----- Фрагмент страницы
И потому выбирали (если можно судьбу назвать выбором) двойственность: с одной стороны, ни в чем не изменить себе и в то же время протиснуться в социальный процесс, где тебе, не изменившему себе, нет места. И чем талантливей был человек, а стало быть, простодушнее, тем хуже ему эта роль удавалась. Многие, втянувшись в обман, сами себя обманули – и навсегда.

Такова предыстория литературных встреч, о которых вы спрашиваете… Конечно, чтобы очнуться от исторического беспамятства, одной войны (даже Отечественной) недостаточно. Декабристы были первым (или вторым?) несеченым поколением дворян. И было это не в таком уж отдаленном прошлом, как и весь XIX век.

Можно было нас отрезать от всего мира. И резали железным занавесом, но при этом прозевали отечественную историю, и прежде всего – Герцена. Вожди не читали его, и он, «остановившийся перед историческим материализмом», издавался свободно. И очень понятно объяснял нам, неленивым, почему он «остановился». И когда мы встретились с Европой, мы вспомнили о нем – и он разбудил нас. Увы, не нас первых, но такая уж, видно, роль у него – будить. Герцен в исторической ретроспективе, пожалуй, самая первая значительная литературная встреча.

      – Да, «Былое и думы» («марксиды»!) и я вспоминаю как откровение.

      – И еще одна встреча другого порядка, примерно в то же время, – с Владимиром Семеновичем Зотовым. Когда-то бойскаутом, соловецким узником, а тогда – в 1946 году – спецпоселенцем, художником-оформителем Калужского краеведческого музея. Мы были едва знакомы, когда он, отец пятерых полуголодных детей, повел меня в лес и там, вдали от людских глаз и ушей, прочел мне наизусть если не все, то почти все стихи Николая Степановича Гумилева. И рассказал о жизни и смерти поэта. Это был большой риск, но поэзия, говорил мне своим поступком Владимир Семенович, стоит того. Да и вообще невозможна без риска.

       — А ведь я знаю это из ваших стихов:

             Осенью сорок шестого в калужском бору
             Мне читал Гумилева
             Мой старый (и старший) товарищ.
----------
----- Строки
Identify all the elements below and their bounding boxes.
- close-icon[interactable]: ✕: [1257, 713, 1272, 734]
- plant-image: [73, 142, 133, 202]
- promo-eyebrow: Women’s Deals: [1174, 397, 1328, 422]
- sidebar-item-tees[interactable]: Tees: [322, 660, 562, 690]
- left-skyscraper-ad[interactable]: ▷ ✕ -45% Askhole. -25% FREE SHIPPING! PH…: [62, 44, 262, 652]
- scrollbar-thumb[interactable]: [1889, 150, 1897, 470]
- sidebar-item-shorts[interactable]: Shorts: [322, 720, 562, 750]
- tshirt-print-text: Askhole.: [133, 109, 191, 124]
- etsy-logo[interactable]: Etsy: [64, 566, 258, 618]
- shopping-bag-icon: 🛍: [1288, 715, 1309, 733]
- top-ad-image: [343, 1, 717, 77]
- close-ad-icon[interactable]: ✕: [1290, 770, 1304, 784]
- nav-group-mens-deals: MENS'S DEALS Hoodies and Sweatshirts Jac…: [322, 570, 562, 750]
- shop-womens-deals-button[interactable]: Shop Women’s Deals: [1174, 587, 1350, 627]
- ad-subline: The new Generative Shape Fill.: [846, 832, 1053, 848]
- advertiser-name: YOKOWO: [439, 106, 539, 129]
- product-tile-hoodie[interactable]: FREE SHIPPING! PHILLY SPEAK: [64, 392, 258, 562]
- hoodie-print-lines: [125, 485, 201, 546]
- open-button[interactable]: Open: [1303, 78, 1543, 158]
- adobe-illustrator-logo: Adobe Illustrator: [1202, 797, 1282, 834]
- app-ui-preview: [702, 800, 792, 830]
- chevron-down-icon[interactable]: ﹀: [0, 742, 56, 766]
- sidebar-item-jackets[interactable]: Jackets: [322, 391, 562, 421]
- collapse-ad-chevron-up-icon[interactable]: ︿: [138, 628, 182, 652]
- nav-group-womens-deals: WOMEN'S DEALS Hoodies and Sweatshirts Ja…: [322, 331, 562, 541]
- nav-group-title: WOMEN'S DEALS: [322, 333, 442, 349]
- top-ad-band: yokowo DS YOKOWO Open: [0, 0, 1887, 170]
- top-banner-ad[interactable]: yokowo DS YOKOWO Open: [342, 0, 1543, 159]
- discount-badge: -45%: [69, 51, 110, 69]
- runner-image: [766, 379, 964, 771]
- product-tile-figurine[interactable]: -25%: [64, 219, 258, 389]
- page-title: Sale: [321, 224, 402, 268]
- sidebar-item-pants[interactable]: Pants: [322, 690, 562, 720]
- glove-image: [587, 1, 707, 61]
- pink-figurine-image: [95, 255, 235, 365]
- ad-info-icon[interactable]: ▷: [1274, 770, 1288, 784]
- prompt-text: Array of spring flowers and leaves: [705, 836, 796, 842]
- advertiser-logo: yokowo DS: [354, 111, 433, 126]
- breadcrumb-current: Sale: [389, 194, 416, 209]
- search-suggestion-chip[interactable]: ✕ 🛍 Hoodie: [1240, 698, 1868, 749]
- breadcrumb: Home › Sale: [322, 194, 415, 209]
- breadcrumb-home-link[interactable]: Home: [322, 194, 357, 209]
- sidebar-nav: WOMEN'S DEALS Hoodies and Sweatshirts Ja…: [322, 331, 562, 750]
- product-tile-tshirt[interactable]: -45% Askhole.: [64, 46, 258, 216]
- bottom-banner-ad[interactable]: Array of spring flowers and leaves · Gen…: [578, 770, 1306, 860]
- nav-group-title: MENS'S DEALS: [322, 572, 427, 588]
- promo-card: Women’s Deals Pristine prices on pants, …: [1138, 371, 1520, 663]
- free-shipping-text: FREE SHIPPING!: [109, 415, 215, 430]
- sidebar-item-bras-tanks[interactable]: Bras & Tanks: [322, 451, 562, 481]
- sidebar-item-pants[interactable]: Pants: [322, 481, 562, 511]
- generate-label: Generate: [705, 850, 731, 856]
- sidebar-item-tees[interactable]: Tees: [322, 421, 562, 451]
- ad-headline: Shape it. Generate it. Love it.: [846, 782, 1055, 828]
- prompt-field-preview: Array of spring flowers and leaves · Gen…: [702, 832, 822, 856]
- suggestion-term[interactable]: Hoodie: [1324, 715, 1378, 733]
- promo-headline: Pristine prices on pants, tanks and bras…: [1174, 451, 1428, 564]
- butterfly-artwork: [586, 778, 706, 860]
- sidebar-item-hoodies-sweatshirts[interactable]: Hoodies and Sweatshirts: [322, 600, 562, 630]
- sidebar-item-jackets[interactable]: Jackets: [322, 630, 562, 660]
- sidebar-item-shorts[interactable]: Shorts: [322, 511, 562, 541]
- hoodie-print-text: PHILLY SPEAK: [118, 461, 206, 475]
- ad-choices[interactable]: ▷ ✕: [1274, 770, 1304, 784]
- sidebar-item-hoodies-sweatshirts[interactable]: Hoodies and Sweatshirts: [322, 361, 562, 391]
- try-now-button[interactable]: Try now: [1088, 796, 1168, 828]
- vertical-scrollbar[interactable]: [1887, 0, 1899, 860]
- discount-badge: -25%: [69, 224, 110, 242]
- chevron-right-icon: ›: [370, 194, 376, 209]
----------
• _Список заданий_:
a) Перепишите, пожалуйста, без изменений строки из блока строк: от самого его начала до строки с «- left-skyscraper-ad[interactable]: ▷» включительно.
b) Допишите продолжение фрагмента о литературных встречах, начав сразу после его последних слов.

• _Ответы к заданиям_:
a)
Identify all the elements below and their bounding boxes.
- close-icon[interactable]: ✕: [1257, 713, 1272, 734]
- plant-image: [73, 142, 133, 202]
- promo-eyebrow: Women’s Deals: [1174, 397, 1328, 422]
- sidebar-item-tees[interactable]: Tees: [322, 660, 562, 690]
- left-skyscraper-ad[interactable]: ▷ ✕ -45% Askhole. -25% FREE SHIPPING! PH…: [62, 44, 262, 652]

b)
             И я сразу почувствовал, что беру,
             Как пулю в сердце, даже если умру ‘
             От этой пули перед шинельным строем…
 

      – А вообще-то я теряюсь перед вашим вопросом, и разговор наш мне представляется бесконечным. Или что-то не так в постановке вопроса, или я слишком добросовестный ответчик. Жизнь вся состояла из встреч и продолжается встречами – приятными или мерзкими, но незначительных почти не было. Это тема нескольких книг – беспощадных, которые, случись написать мне, я бы надежно спрятал, чтобы не распалять страсти, и без того сжигающие наших несчастных современников.

А сладкие воспоминания, в кондитерской упаковке, никому не нужны: жизнь, прожитую во лжи (пусть даже честно, не по лжи!), не надо продолжать лживой литературой.

Может, вы разрешите мне откорректировать ваш вопрос? Ну, так, например: «Что донесли вы до старости от ваших самых значительных литературных встреч? Не все, но без чего вы не представляете себя в литературе» … Можно так?.. И без подробностей, где возможно».

Достоинству и, если хотите, высокомерию в отношениях с сановной чернью мы учились у Пушкина и Цветаевой.

Крайнему демократизму, почти самоуничижению – у Мандельштама и Ахматовой. «Прочтите свои стишки», – сказала мне как-то Надежда Яковлевна Мандельштам. Слово «стишки» меня задело. Она заметила. «А Оська, – сказала, – называл их стишками».

Поэт пишет «стишки» и держится с достоинством – это уже что-то.


      —А у кого вы учились мастерству?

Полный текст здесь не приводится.